* **The exercise**
The data must be written out once more, precisely as given.

═════ Rows

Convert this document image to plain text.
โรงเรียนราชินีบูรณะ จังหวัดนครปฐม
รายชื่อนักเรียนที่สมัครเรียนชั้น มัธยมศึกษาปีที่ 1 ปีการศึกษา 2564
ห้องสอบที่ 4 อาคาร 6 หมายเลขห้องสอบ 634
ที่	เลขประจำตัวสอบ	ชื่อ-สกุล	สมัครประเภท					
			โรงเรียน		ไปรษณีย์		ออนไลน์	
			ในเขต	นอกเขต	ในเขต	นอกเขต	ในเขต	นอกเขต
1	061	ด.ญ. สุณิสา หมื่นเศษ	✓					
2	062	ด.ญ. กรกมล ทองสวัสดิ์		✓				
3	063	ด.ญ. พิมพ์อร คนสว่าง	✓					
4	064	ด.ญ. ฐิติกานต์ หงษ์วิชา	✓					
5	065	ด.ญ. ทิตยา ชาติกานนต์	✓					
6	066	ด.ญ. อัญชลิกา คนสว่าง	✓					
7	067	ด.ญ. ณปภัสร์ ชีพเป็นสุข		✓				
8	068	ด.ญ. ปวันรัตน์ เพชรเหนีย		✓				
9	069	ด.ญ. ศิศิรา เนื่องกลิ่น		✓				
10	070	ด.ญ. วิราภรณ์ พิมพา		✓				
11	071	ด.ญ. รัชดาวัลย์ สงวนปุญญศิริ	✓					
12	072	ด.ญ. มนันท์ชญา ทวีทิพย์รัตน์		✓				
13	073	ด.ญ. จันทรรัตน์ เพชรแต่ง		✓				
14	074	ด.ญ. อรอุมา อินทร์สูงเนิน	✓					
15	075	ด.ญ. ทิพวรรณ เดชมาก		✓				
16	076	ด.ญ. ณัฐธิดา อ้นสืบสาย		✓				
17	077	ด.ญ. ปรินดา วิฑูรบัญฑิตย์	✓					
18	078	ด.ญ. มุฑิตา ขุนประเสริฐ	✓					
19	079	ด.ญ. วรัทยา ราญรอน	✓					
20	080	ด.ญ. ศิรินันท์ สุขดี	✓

══════════

* **Task response**
Convert this document image to plain text.
โรงเรียนราชินีบูรณะ จังหวัดนครปฐม
รายชื่อนักเรียนที่สมัครเรียนชั้น มัธยมศึกษาปีที่ 1 ปีการศึกษา 2564
ห้องสอบที่ 4 อาคาร 6 หมายเลขห้องสอบ 634
ที่	เลขประจำตัวสอบ	ชื่อ-สกุล	สมัครประเภท					
			โรงเรียน		ไปรษณีย์		ออนไลน์	
			ในเขต	นอกเขต	ในเขต	นอกเขต	ในเขต	นอกเขต
1	061	ด.ญ. สุณิสา หมื่นเศษ	✓					
2	062	ด.ญ. กรกมล ทองสวัสดิ์		✓				
3	063	ด.ญ. พิมพ์อร คนสว่าง	✓					
4	064	ด.ญ. ฐิติกานต์ หงษ์วิชา	✓					
5	065	ด.ญ. ทิตยา ชาติกานนต์	✓					
6	066	ด.ญ. อัญชลิกา คนสว่าง	✓					
7	067	ด.ญ. ณปภัสร์ ชีพเป็นสุข		✓				
8	068	ด.ญ. ปวันรัตน์ เพชรเหนีย		✓				
9	069	ด.ญ. ศิศิรา เนื่องกลิ่น		✓				
10	070	ด.ญ. วิราภรณ์ พิมพา		✓				
11	071	ด.ญ. รัชดาวัลย์ สงวนปุญญศิริ	✓					
12	072	ด.ญ. มนันท์ชญา ทวีทิพย์รัตน์		✓				
13	073	ด.ญ. จันทรรัตน์ เพชรแต่ง		✓				
14	074	ด.ญ. อรอุมา อินทร์สูงเนิน	✓					
15	075	ด.ญ. ทิพวรรณ เดชมาก		✓				
16	076	ด.ญ. ณัฐธิดา อ้นสืบสาย		✓				
17	077	ด.ญ. ปรินดา วิฑูรบัญฑิตย์	✓					
18	078	ด.ญ. มุฑิตา ขุนประเสริฐ	✓					
19	079	ด.ญ. วรัทยา ราญรอน	✓					
20	080	ด.ญ. ศิรินันท์ สุขดี	✓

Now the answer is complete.